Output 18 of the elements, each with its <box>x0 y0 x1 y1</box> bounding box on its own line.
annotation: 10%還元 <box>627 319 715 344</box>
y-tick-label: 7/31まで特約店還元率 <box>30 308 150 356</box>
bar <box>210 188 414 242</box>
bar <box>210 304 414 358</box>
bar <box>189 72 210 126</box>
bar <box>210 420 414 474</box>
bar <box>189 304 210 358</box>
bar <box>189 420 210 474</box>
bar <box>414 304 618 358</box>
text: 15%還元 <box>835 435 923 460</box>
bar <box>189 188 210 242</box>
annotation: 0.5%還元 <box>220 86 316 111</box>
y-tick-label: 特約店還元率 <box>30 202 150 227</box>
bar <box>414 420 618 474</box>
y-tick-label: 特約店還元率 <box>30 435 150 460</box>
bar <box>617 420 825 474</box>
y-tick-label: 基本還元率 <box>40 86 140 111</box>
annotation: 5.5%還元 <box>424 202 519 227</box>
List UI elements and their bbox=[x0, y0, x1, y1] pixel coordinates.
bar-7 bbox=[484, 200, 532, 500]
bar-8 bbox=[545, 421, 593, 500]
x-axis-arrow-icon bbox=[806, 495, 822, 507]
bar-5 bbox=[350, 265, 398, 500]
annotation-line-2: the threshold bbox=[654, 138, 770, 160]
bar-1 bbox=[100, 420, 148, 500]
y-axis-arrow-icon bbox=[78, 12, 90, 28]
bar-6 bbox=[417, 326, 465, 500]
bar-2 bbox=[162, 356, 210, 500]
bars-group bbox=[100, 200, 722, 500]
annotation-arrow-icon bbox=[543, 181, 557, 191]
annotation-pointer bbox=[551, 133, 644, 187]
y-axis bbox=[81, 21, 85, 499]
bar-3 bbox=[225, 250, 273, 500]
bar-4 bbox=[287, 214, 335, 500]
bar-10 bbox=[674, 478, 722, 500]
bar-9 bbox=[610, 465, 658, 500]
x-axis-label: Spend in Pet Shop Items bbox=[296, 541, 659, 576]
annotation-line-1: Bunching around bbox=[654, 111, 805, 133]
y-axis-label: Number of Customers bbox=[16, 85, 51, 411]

· · ·

Goal:
Repeat the part of the listing above that opens with its first line and closes with the line containing "y-axis-arrow-icon bbox=[78, 12, 90, 28]", both lines included, with every character unchanged.

Problem solution:
Output 18 of the elements, each with its <box>x0 y0 x1 y1</box> bounding box on its own line.
annotation: 10%還元 <box>627 319 715 344</box>
y-tick-label: 7/31まで特約店還元率 <box>30 308 150 356</box>
bar <box>210 188 414 242</box>
bar <box>210 304 414 358</box>
bar <box>189 72 210 126</box>
bar <box>210 420 414 474</box>
bar <box>189 304 210 358</box>
bar <box>189 420 210 474</box>
bar <box>414 304 618 358</box>
text: 15%還元 <box>835 435 923 460</box>
bar <box>189 188 210 242</box>
annotation: 0.5%還元 <box>220 86 316 111</box>
y-tick-label: 特約店還元率 <box>30 202 150 227</box>
bar <box>414 420 618 474</box>
y-tick-label: 特約店還元率 <box>30 435 150 460</box>
bar <box>617 420 825 474</box>
y-tick-label: 基本還元率 <box>40 86 140 111</box>
annotation: 5.5%還元 <box>424 202 519 227</box>
List UI elements and their bbox=[x0, y0, x1, y1] pixel coordinates.
bar-7 bbox=[484, 200, 532, 500]
bar-8 bbox=[545, 421, 593, 500]
x-axis-arrow-icon bbox=[806, 495, 822, 507]
bar-5 bbox=[350, 265, 398, 500]
annotation-line-2: the threshold bbox=[654, 138, 770, 160]
bar-1 bbox=[100, 420, 148, 500]
y-axis-arrow-icon bbox=[78, 12, 90, 28]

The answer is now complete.